Extract every line below that contains the word "Winter".

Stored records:
###

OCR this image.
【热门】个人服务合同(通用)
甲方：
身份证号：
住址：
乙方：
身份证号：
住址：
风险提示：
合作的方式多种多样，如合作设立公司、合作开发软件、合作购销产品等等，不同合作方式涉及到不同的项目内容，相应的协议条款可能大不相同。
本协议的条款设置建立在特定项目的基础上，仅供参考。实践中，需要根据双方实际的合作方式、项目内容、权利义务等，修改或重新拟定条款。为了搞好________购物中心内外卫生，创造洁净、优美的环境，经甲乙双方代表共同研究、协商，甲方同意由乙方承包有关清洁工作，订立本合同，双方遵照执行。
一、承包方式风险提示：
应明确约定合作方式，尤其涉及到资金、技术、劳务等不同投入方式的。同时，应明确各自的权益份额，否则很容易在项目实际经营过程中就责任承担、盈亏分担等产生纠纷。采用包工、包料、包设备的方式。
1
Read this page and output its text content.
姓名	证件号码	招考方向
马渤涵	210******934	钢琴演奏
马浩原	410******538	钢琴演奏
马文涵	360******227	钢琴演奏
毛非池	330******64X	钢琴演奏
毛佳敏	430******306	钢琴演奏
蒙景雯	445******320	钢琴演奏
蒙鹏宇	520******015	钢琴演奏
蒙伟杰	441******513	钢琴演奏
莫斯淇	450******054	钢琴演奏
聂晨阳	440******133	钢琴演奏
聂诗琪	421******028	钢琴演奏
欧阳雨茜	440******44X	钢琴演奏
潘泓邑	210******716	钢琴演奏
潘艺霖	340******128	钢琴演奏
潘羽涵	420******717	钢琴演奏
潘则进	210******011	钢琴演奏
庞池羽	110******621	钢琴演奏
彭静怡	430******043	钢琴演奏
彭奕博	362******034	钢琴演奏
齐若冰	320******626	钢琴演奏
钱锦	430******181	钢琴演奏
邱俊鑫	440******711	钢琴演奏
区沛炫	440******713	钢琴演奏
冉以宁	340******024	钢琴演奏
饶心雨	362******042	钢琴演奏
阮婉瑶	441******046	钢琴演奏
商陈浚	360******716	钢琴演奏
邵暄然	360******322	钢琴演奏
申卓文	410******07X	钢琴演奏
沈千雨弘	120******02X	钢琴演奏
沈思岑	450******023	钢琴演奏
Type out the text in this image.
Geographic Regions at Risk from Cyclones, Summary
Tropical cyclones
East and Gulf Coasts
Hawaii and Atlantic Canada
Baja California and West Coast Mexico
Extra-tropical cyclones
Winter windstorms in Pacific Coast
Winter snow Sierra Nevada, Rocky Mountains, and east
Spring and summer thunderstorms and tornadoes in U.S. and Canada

###

REPLY TO THE TASK:
Winter windstorms in Pacific Coast
Winter snow Sierra Nevada, Rocky Mountains, and east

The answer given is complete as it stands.